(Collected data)
········

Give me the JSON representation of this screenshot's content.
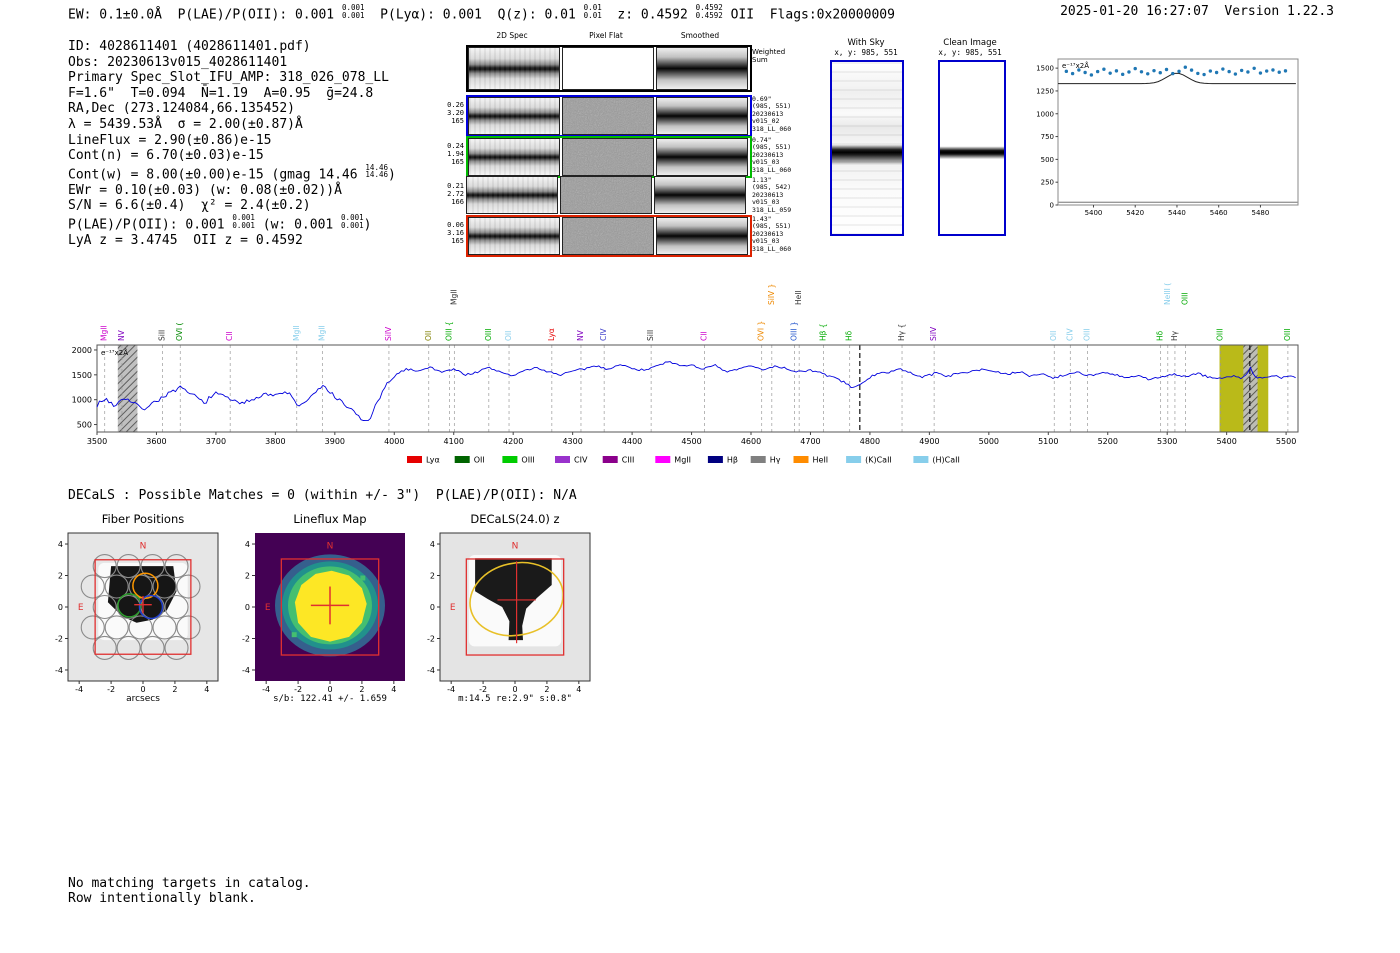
{
  "header": {
    "segments": [
      {
        "t": "EW: 0.1±0.0Å  P(LAE)/P(OII): 0.001 "
      },
      {
        "hi": "0.001",
        "lo": "0.001"
      },
      {
        "t": "  P(Lyα): 0.001  Q(z): 0.01 "
      },
      {
        "hi": "0.01",
        "lo": "0.01"
      },
      {
        "t": "  z: 0.4592 "
      },
      {
        "hi": "0.4592",
        "lo": "0.4592"
      },
      {
        "t": " OII  Flags:0x20000009"
      }
    ],
    "right": "2025-01-20 16:27:07  Version 1.22.3"
  },
  "info": {
    "lines": [
      [
        {
          "t": "ID: 4028611401 (4028611401.pdf)"
        }
      ],
      [
        {
          "t": "Obs: 20230613v015_4028611401"
        }
      ],
      [
        {
          "t": "Primary Spec_Slot_IFU_AMP: 318_026_078_LL"
        }
      ],
      [
        {
          "t": "F=1.6\"  T=0.094  N̄=1.19  A=0.95  ḡ=24.8"
        }
      ],
      [
        {
          "t": "RA,Dec (273.124084,66.135452)"
        }
      ],
      [
        {
          "t": "λ = 5439.53Å  σ = 2.00(±0.87)Å"
        }
      ],
      [
        {
          "t": "LineFlux = 2.90(±0.86)e-15"
        }
      ],
      [
        {
          "t": "Cont(n) = 6.70(±0.03)e-15"
        }
      ],
      [
        {
          "t": "Cont(w) = 8.00(±0.00)e-15 (gmag 14.46 "
        },
        {
          "hi": "14.46",
          "lo": "14.46"
        },
        {
          "t": ")"
        }
      ],
      [
        {
          "t": "EWr = 0.10(±0.03) (w: 0.08(±0.02))Å"
        }
      ],
      [
        {
          "t": "S/N = 6.6(±0.4)  χ² = 2.4(±0.2)"
        }
      ],
      [
        {
          "t": "P(LAE)/P(OII): 0.001 "
        },
        {
          "hi": "0.001",
          "lo": "0.001"
        },
        {
          "t": " (w: 0.001 "
        },
        {
          "hi": "0.001",
          "lo": "0.001"
        },
        {
          "t": ")"
        }
      ],
      [
        {
          "t": "LyA z = 3.4745  OII z = 0.4592"
        }
      ]
    ]
  },
  "spec2d": {
    "col_titles": [
      "2D Spec",
      "Pixel Flat",
      "Smoothed"
    ],
    "weighted_label": "Weighted\nSum",
    "rows": [
      {
        "left": [],
        "border": "#000000",
        "right": []
      },
      {
        "left": [
          "0.26",
          "3.20",
          "165"
        ],
        "border": "#0000dd",
        "right": [
          "0.69\"",
          "(985, 551)",
          "20230613",
          "v015_02",
          "318_LL_060"
        ]
      },
      {
        "left": [
          "0.24",
          "1.94",
          "165"
        ],
        "border": "#00bb00",
        "right": [
          "0.74\"",
          "(985, 551)",
          "20230613",
          "v015_03",
          "318_LL_060"
        ]
      },
      {
        "left": [
          "0.21",
          "2.72",
          "166"
        ],
        "border": "none",
        "right": [
          "1.13\"",
          "(985, 542)",
          "20230613",
          "v015_03",
          "318_LL_059"
        ]
      },
      {
        "left": [
          "0.06",
          "3.16",
          "165"
        ],
        "border": "#dd2200",
        "right": [
          "1.43\"",
          "(985, 551)",
          "20230613",
          "v015_03",
          "318_LL_060"
        ]
      }
    ]
  },
  "cutouts2d": {
    "with_sky": {
      "title": "With Sky",
      "subtitle": "x, y: 985, 551"
    },
    "clean": {
      "title": "Clean Image",
      "subtitle": "x, y: 985, 551"
    }
  },
  "chart_data": [
    {
      "type": "line",
      "name": "full-spectrum",
      "annotation": "e⁻¹⁷x2Å",
      "xlim": [
        3500,
        5520
      ],
      "ylim": [
        350,
        2100
      ],
      "xticks": [
        3500,
        3600,
        3700,
        3800,
        3900,
        4000,
        4100,
        4200,
        4300,
        4400,
        4500,
        4600,
        4700,
        4800,
        4900,
        5000,
        5100,
        5200,
        5300,
        5400,
        5500
      ],
      "yticks": [
        500,
        1000,
        1500,
        2000
      ],
      "line_color": "#0000dd",
      "anchors": [
        [
          3500,
          900
        ],
        [
          3515,
          1020
        ],
        [
          3530,
          870
        ],
        [
          3545,
          1060
        ],
        [
          3560,
          930
        ],
        [
          3580,
          820
        ],
        [
          3600,
          980
        ],
        [
          3620,
          1120
        ],
        [
          3640,
          1230
        ],
        [
          3660,
          1100
        ],
        [
          3680,
          950
        ],
        [
          3700,
          1120
        ],
        [
          3720,
          1050
        ],
        [
          3740,
          900
        ],
        [
          3760,
          1000
        ],
        [
          3780,
          1130
        ],
        [
          3800,
          1080
        ],
        [
          3820,
          1160
        ],
        [
          3840,
          860
        ],
        [
          3860,
          1050
        ],
        [
          3880,
          1280
        ],
        [
          3900,
          1060
        ],
        [
          3915,
          900
        ],
        [
          3930,
          780
        ],
        [
          3945,
          600
        ],
        [
          3955,
          540
        ],
        [
          3970,
          900
        ],
        [
          3985,
          1250
        ],
        [
          4000,
          1480
        ],
        [
          4020,
          1620
        ],
        [
          4040,
          1580
        ],
        [
          4060,
          1650
        ],
        [
          4080,
          1560
        ],
        [
          4100,
          1620
        ],
        [
          4120,
          1500
        ],
        [
          4140,
          1560
        ],
        [
          4160,
          1640
        ],
        [
          4180,
          1550
        ],
        [
          4200,
          1480
        ],
        [
          4220,
          1590
        ],
        [
          4240,
          1640
        ],
        [
          4260,
          1560
        ],
        [
          4280,
          1500
        ],
        [
          4300,
          1570
        ],
        [
          4320,
          1620
        ],
        [
          4340,
          1680
        ],
        [
          4360,
          1620
        ],
        [
          4380,
          1700
        ],
        [
          4400,
          1640
        ],
        [
          4420,
          1580
        ],
        [
          4440,
          1700
        ],
        [
          4460,
          1750
        ],
        [
          4480,
          1680
        ],
        [
          4500,
          1700
        ],
        [
          4520,
          1620
        ],
        [
          4540,
          1680
        ],
        [
          4560,
          1550
        ],
        [
          4580,
          1620
        ],
        [
          4600,
          1680
        ],
        [
          4620,
          1600
        ],
        [
          4640,
          1680
        ],
        [
          4660,
          1620
        ],
        [
          4680,
          1560
        ],
        [
          4700,
          1600
        ],
        [
          4720,
          1520
        ],
        [
          4740,
          1450
        ],
        [
          4760,
          1320
        ],
        [
          4775,
          1230
        ],
        [
          4790,
          1380
        ],
        [
          4810,
          1500
        ],
        [
          4830,
          1560
        ],
        [
          4850,
          1620
        ],
        [
          4870,
          1520
        ],
        [
          4890,
          1460
        ],
        [
          4910,
          1540
        ],
        [
          4930,
          1480
        ],
        [
          4950,
          1520
        ],
        [
          4970,
          1580
        ],
        [
          4990,
          1620
        ],
        [
          5010,
          1560
        ],
        [
          5030,
          1500
        ],
        [
          5050,
          1560
        ],
        [
          5070,
          1480
        ],
        [
          5090,
          1520
        ],
        [
          5110,
          1440
        ],
        [
          5130,
          1500
        ],
        [
          5150,
          1560
        ],
        [
          5170,
          1480
        ],
        [
          5190,
          1540
        ],
        [
          5210,
          1500
        ],
        [
          5230,
          1440
        ],
        [
          5250,
          1480
        ],
        [
          5270,
          1400
        ],
        [
          5290,
          1460
        ],
        [
          5310,
          1520
        ],
        [
          5330,
          1460
        ],
        [
          5350,
          1520
        ],
        [
          5370,
          1460
        ],
        [
          5390,
          1420
        ],
        [
          5410,
          1480
        ],
        [
          5425,
          1440
        ],
        [
          5433,
          1500
        ],
        [
          5440,
          1640
        ],
        [
          5448,
          1460
        ],
        [
          5460,
          1420
        ],
        [
          5475,
          1480
        ],
        [
          5490,
          1440
        ],
        [
          5505,
          1470
        ],
        [
          5515,
          1450
        ]
      ],
      "bands": [
        {
          "x0": 3535,
          "x1": 3568,
          "type": "hatch"
        },
        {
          "x0": 5388,
          "x1": 5470,
          "type": "yellow"
        },
        {
          "x0": 5428,
          "x1": 5452,
          "type": "hatch"
        }
      ],
      "yellow_band_color": "#b3b300",
      "special_dashed": [
        4783,
        5439
      ],
      "line_labels": [
        {
          "x": 3513,
          "label": "MgII",
          "color": "#cc00cc"
        },
        {
          "x": 3542,
          "label": "NV",
          "color": "#7f00bf"
        },
        {
          "x": 3610,
          "label": "SiII",
          "color": "#333333"
        },
        {
          "x": 3640,
          "label": "OVI (",
          "color": "#008800"
        },
        {
          "x": 3724,
          "label": "CII",
          "color": "#cc00cc"
        },
        {
          "x": 3836,
          "label": "MgII",
          "color": "#87ceeb"
        },
        {
          "x": 3879,
          "label": "MgII",
          "color": "#87ceeb"
        },
        {
          "x": 3991,
          "label": "SiIV",
          "color": "#cc00cc"
        },
        {
          "x": 4058,
          "label": "OII",
          "color": "#808000"
        },
        {
          "x": 4093,
          "label": "OIII {",
          "color": "#00aa00"
        },
        {
          "x": 4101,
          "label": "MgII",
          "color": "#333333"
        },
        {
          "x": 4159,
          "label": "OIII",
          "color": "#00aa00"
        },
        {
          "x": 4193,
          "label": "OII",
          "color": "#87ceeb"
        },
        {
          "x": 4265,
          "label": "Lyα",
          "color": "#e60000"
        },
        {
          "x": 4314,
          "label": "NV",
          "color": "#7f00bf"
        },
        {
          "x": 4353,
          "label": "CIV",
          "color": "#4444cc"
        },
        {
          "x": 4432,
          "label": "SiII",
          "color": "#333333"
        },
        {
          "x": 4522,
          "label": "CII",
          "color": "#cc00cc"
        },
        {
          "x": 4618,
          "label": "OVI }",
          "color": "#ee8800"
        },
        {
          "x": 4635,
          "label": "SiIV }",
          "color": "#ee8800"
        },
        {
          "x": 4673,
          "label": "OIII }",
          "color": "#2255cc"
        },
        {
          "x": 4681,
          "label": "HeII",
          "color": "#333333"
        },
        {
          "x": 4722,
          "label": "Hβ {",
          "color": "#00aa00"
        },
        {
          "x": 4766,
          "label": "Hδ",
          "color": "#00aa00"
        },
        {
          "x": 4854,
          "label": "Hγ {",
          "color": "#333333"
        },
        {
          "x": 4908,
          "label": "SiIV",
          "color": "#7f00bf"
        },
        {
          "x": 5110,
          "label": "OII",
          "color": "#87ceeb"
        },
        {
          "x": 5137,
          "label": "CIV",
          "color": "#87ceeb"
        },
        {
          "x": 5166,
          "label": "OIII",
          "color": "#87ceeb"
        },
        {
          "x": 5289,
          "label": "Hδ",
          "color": "#00aa00"
        },
        {
          "x": 5301,
          "label": "NeIII (",
          "color": "#87ceeb"
        },
        {
          "x": 5313,
          "label": "Hγ",
          "color": "#333333"
        },
        {
          "x": 5331,
          "label": "OIII",
          "color": "#00aa00"
        },
        {
          "x": 5390,
          "label": "OIII",
          "color": "#00aa00"
        },
        {
          "x": 5503,
          "label": "OIII",
          "color": "#00aa00"
        }
      ],
      "legend": [
        {
          "label": "Lyα",
          "color": "#e60000"
        },
        {
          "label": "OII",
          "color": "#006400"
        },
        {
          "label": "OIII",
          "color": "#00cc00"
        },
        {
          "label": "CIV",
          "color": "#9932cc"
        },
        {
          "label": "CIII",
          "color": "#8b008b"
        },
        {
          "label": "MgII",
          "color": "#ff00ff"
        },
        {
          "label": "Hβ",
          "color": "#000080"
        },
        {
          "label": "Hγ",
          "color": "#808080"
        },
        {
          "label": "HeII",
          "color": "#ff8c00"
        },
        {
          "label": "(K)CaII",
          "color": "#87ceeb"
        },
        {
          "label": "(H)CaII",
          "color": "#87ceeb"
        }
      ]
    },
    {
      "type": "scatter+line",
      "name": "line-zoom",
      "annotation": "e⁻¹⁷x2Å",
      "xlim": [
        5383,
        5498
      ],
      "ylim": [
        0,
        1600
      ],
      "xticks": [
        5400,
        5420,
        5440,
        5460,
        5480
      ],
      "yticks": [
        0,
        250,
        500,
        750,
        1000,
        1250,
        1500
      ],
      "dot_color": "#1f77b4",
      "line_color": "#222222",
      "dots": {
        "x_start": 5387,
        "x_step": 3,
        "values": [
          1465,
          1440,
          1480,
          1452,
          1425,
          1462,
          1488,
          1445,
          1470,
          1432,
          1458,
          1495,
          1460,
          1438,
          1472,
          1450,
          1485,
          1440,
          1465,
          1510,
          1478,
          1442,
          1430,
          1468,
          1452,
          1490,
          1462,
          1435,
          1475,
          1458,
          1498,
          1446,
          1468,
          1480,
          1455,
          1470
        ]
      },
      "fit_line": {
        "baseline": 1330,
        "mu": 5440,
        "amplitude": 115,
        "sigma": 5
      },
      "zero_line_y": 30
    }
  ],
  "decals": {
    "header": "DECaLS : Possible Matches = 0 (within +/- 3\")  P(LAE)/P(OII): N/A",
    "panels": [
      {
        "title": "Fiber Positions",
        "caption": "arcsecs",
        "n": "N",
        "e": "E",
        "ticks": [
          -4,
          -2,
          0,
          2,
          4
        ]
      },
      {
        "title": "Lineflux Map",
        "caption": "s/b: 122.41 +/- 1.659",
        "n": "N",
        "e": "E",
        "ticks": [
          -4,
          -2,
          0,
          2,
          4
        ]
      },
      {
        "title": "DECaLS(24.0) z",
        "caption": "m:14.5 re:2.9\" s:0.8\"",
        "n": "N",
        "e": "E",
        "ticks": [
          -4,
          -2,
          0,
          2,
          4
        ]
      }
    ],
    "colors": {
      "marker": "#e03030",
      "orange_circle": "#ff9800",
      "green_circle": "#2e9e2e",
      "blue_circle": "#2040d0",
      "fiber_circle": "#8a8a8a",
      "ellipse": "#e8c028",
      "viridis": [
        "#440154",
        "#355f8d",
        "#21918c",
        "#44bf70",
        "#fde725"
      ]
    },
    "footer": [
      "No matching targets in catalog.",
      "Row intentionally blank."
    ]
  }
}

········

Exactly how many lines of the listing above contain the string "caption"? Give no more than the number.

■ FULL SOLUTION
3